AIM OF THE EXERCISE >>
The entries need to be copied exactly.

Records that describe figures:
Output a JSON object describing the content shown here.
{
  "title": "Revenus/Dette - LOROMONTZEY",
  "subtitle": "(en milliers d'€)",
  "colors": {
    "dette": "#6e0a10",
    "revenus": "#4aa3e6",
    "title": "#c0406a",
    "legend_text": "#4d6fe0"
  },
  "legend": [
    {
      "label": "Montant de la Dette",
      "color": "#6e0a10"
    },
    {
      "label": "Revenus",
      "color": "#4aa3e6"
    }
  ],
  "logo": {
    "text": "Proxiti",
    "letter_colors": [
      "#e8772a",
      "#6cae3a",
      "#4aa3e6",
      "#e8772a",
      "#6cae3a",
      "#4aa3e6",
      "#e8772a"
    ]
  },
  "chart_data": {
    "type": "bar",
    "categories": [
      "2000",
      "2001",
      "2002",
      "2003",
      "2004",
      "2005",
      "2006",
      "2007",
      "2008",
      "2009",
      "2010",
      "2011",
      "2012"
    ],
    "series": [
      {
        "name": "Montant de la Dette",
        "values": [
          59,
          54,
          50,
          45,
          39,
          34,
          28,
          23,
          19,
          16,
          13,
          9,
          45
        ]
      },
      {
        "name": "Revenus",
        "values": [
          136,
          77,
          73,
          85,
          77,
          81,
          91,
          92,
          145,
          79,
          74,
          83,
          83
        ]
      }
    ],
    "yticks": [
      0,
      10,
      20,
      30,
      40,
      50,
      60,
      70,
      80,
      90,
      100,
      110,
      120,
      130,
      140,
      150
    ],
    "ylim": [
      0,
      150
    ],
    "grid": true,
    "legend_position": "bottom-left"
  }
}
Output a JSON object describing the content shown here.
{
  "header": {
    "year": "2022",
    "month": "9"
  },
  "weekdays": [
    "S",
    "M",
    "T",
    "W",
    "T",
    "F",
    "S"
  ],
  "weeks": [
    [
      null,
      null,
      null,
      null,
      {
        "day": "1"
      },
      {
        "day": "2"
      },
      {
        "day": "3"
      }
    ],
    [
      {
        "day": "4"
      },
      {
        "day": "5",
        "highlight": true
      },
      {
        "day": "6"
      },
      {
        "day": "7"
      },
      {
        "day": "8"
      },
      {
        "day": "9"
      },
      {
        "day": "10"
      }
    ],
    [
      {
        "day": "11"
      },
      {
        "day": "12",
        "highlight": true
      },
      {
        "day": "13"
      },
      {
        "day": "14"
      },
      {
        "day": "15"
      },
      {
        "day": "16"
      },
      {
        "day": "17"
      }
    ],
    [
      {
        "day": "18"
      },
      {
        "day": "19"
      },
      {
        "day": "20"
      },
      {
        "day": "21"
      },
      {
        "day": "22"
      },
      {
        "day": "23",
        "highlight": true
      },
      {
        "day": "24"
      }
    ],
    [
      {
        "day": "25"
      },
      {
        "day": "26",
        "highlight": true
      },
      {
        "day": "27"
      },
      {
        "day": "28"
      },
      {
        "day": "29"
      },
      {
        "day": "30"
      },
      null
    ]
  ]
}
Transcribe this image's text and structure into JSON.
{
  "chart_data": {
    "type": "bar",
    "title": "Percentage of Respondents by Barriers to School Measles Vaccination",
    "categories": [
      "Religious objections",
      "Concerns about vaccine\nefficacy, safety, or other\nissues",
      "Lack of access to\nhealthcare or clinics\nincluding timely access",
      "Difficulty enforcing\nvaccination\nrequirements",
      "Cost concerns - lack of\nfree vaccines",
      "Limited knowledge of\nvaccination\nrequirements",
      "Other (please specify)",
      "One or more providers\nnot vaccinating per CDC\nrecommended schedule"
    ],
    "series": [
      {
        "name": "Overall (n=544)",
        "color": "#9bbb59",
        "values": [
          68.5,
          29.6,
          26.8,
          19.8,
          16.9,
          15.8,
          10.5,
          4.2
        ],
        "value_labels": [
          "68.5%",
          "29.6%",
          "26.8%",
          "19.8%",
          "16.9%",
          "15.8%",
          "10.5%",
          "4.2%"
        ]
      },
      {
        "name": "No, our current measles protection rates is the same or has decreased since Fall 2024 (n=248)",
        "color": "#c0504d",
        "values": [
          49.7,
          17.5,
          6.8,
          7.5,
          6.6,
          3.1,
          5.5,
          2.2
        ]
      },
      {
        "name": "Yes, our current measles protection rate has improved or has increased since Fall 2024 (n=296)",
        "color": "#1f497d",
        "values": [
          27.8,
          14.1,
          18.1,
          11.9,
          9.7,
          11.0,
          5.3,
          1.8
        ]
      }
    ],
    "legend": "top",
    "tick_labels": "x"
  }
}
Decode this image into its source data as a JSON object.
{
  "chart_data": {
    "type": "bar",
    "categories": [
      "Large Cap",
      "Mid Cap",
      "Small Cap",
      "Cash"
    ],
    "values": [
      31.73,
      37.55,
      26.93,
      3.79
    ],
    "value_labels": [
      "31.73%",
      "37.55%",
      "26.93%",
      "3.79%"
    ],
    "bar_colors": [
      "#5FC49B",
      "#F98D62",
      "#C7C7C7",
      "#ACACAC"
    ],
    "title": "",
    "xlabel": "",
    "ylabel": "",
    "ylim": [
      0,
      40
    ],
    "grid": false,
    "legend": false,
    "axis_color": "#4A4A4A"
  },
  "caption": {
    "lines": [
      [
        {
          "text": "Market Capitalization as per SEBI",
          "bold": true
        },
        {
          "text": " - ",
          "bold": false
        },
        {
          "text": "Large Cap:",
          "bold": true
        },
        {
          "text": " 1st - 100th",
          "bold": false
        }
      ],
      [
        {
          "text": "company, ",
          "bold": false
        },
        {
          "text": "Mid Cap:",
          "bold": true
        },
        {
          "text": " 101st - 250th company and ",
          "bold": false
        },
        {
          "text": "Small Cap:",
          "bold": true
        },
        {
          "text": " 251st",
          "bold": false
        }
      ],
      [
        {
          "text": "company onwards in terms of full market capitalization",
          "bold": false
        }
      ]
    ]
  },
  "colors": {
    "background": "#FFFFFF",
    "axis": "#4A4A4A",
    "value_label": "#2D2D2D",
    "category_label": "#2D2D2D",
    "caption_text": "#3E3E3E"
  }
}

COMPLETE ANSWER >>
Output a JSON object describing the content shown here.
{
  "title": "Revenus/Dette - LOROMONTZEY",
  "subtitle": "(en milliers d'€)",
  "colors": {
    "dette": "#6e0a10",
    "revenus": "#4aa3e6",
    "title": "#c0406a",
    "legend_text": "#4d6fe0"
  },
  "legend": [
    {
      "label": "Montant de la Dette",
      "color": "#6e0a10"
    },
    {
      "label": "Revenus",
      "color": "#4aa3e6"
    }
  ],
  "logo": {
    "text": "Proxiti",
    "letter_colors": [
      "#e8772a",
      "#6cae3a",
      "#4aa3e6",
      "#e8772a",
      "#6cae3a",
      "#4aa3e6",
      "#e8772a"
    ]
  },
  "chart_data": {
    "type": "bar",
    "categories": [
      "2000",
      "2001",
      "2002",
      "2003",
      "2004",
      "2005",
      "2006",
      "2007",
      "2008",
      "2009",
      "2010",
      "2011",
      "2012"
    ],
    "series": [
      {
        "name": "Montant de la Dette",
        "values": [
          59,
          54,
          50,
          45,
          39,
          34,
          28,
          23,
          19,
          16,
          13,
          9,
          45
        ]
      },
      {
        "name": "Revenus",
        "values": [
          136,
          77,
          73,
          85,
          77,
          81,
          91,
          92,
          145,
          79,
          74,
          83,
          83
        ]
      }
    ],
    "yticks": [
      0,
      10,
      20,
      30,
      40,
      50,
      60,
      70,
      80,
      90,
      100,
      110,
      120,
      130,
      140,
      150
    ],
    "ylim": [
      0,
      150
    ],
    "grid": true,
    "legend_position": "bottom-left"
  }
}
Output a JSON object describing the content shown here.
{
  "header": {
    "year": "2022",
    "month": "9"
  },
  "weekdays": [
    "S",
    "M",
    "T",
    "W",
    "T",
    "F",
    "S"
  ],
  "weeks": [
    [
      null,
      null,
      null,
      null,
      {
        "day": "1"
      },
      {
        "day": "2"
      },
      {
        "day": "3"
      }
    ],
    [
      {
        "day": "4"
      },
      {
        "day": "5",
        "highlight": true
      },
      {
        "day": "6"
      },
      {
        "day": "7"
      },
      {
        "day": "8"
      },
      {
        "day": "9"
      },
      {
        "day": "10"
      }
    ],
    [
      {
        "day": "11"
      },
      {
        "day": "12",
        "highlight": true
      },
      {
        "day": "13"
      },
      {
        "day": "14"
      },
      {
        "day": "15"
      },
      {
        "day": "16"
      },
      {
        "day": "17"
      }
    ],
    [
      {
        "day": "18"
      },
      {
        "day": "19"
      },
      {
        "day": "20"
      },
      {
        "day": "21"
      },
      {
        "day": "22"
      },
      {
        "day": "23",
        "highlight": true
      },
      {
        "day": "24"
      }
    ],
    [
      {
        "day": "25"
      },
      {
        "day": "26",
        "highlight": true
      },
      {
        "day": "27"
      },
      {
        "day": "28"
      },
      {
        "day": "29"
      },
      {
        "day": "30"
      },
      null
    ]
  ]
}
Transcribe this image's text and structure into JSON.
{
  "chart_data": {
    "type": "bar",
    "title": "Percentage of Respondents by Barriers to School Measles Vaccination",
    "categories": [
      "Religious objections",
      "Concerns about vaccine\nefficacy, safety, or other\nissues",
      "Lack of access to\nhealthcare or clinics\nincluding timely access",
      "Difficulty enforcing\nvaccination\nrequirements",
      "Cost concerns - lack of\nfree vaccines",
      "Limited knowledge of\nvaccination\nrequirements",
      "Other (please specify)",
      "One or more providers\nnot vaccinating per CDC\nrecommended schedule"
    ],
    "series": [
      {
        "name": "Overall (n=544)",
        "color": "#9bbb59",
        "values": [
          68.5,
          29.6,
          26.8,
          19.8,
          16.9,
          15.8,
          10.5,
          4.2
        ],
        "value_labels": [
          "68.5%",
          "29.6%",
          "26.8%",
          "19.8%",
          "16.9%",
          "15.8%",
          "10.5%",
          "4.2%"
        ]
      },
      {
        "name": "No, our current measles protection rates is the same or has decreased since Fall 2024 (n=248)",
        "color": "#c0504d",
        "values": [
          49.7,
          17.5,
          6.8,
          7.5,
          6.6,
          3.1,
          5.5,
          2.2
        ]
      },
      {
        "name": "Yes, our current measles protection rate has improved or has increased since Fall 2024 (n=296)",
        "color": "#1f497d",
        "values": [
          27.8,
          14.1,
          18.1,
          11.9,
          9.7,
          11.0,
          5.3,
          1.8
        ]
      }
    ],
    "legend": "top",
    "tick_labels": "x"
  }
}
Decode this image into its source data as a JSON object.
{
  "chart_data": {
    "type": "bar",
    "categories": [
      "Large Cap",
      "Mid Cap",
      "Small Cap",
      "Cash"
    ],
    "values": [
      31.73,
      37.55,
      26.93,
      3.79
    ],
    "value_labels": [
      "31.73%",
      "37.55%",
      "26.93%",
      "3.79%"
    ],
    "bar_colors": [
      "#5FC49B",
      "#F98D62",
      "#C7C7C7",
      "#ACACAC"
    ],
    "title": "",
    "xlabel": "",
    "ylabel": "",
    "ylim": [
      0,
      40
    ],
    "grid": false,
    "legend": false,
    "axis_color": "#4A4A4A"
  },
  "caption": {
    "lines": [
      [
        {
          "text": "Market Capitalization as per SEBI",
          "bold": true
        },
        {
          "text": " - ",
          "bold": false
        },
        {
          "text": "Large Cap:",
          "bold": true
        },
        {
          "text": " 1st - 100th",
          "bold": false
        }
      ],
      [
        {
          "text": "company, ",
          "bold": false
        },
        {
          "text": "Mid Cap:",
          "bold": true
        },
        {
          "text": " 101st - 250th company and ",
          "bold": false
        },
        {
          "text": "Small Cap:",
          "bold": true
        },
        {
          "text": " 251st",
          "bold": false
        }
      ],
      [
        {
          "text": "company onwards in terms of full market capitalization",
          "bold": false
        }
      ]
    ]
  },
  "colors": {
    "background": "#FFFFFF",
    "axis": "#4A4A4A",
    "value_label": "#2D2D2D",
    "category_label": "#2D2D2D",
    "caption_text": "#3E3E3E"
  }
}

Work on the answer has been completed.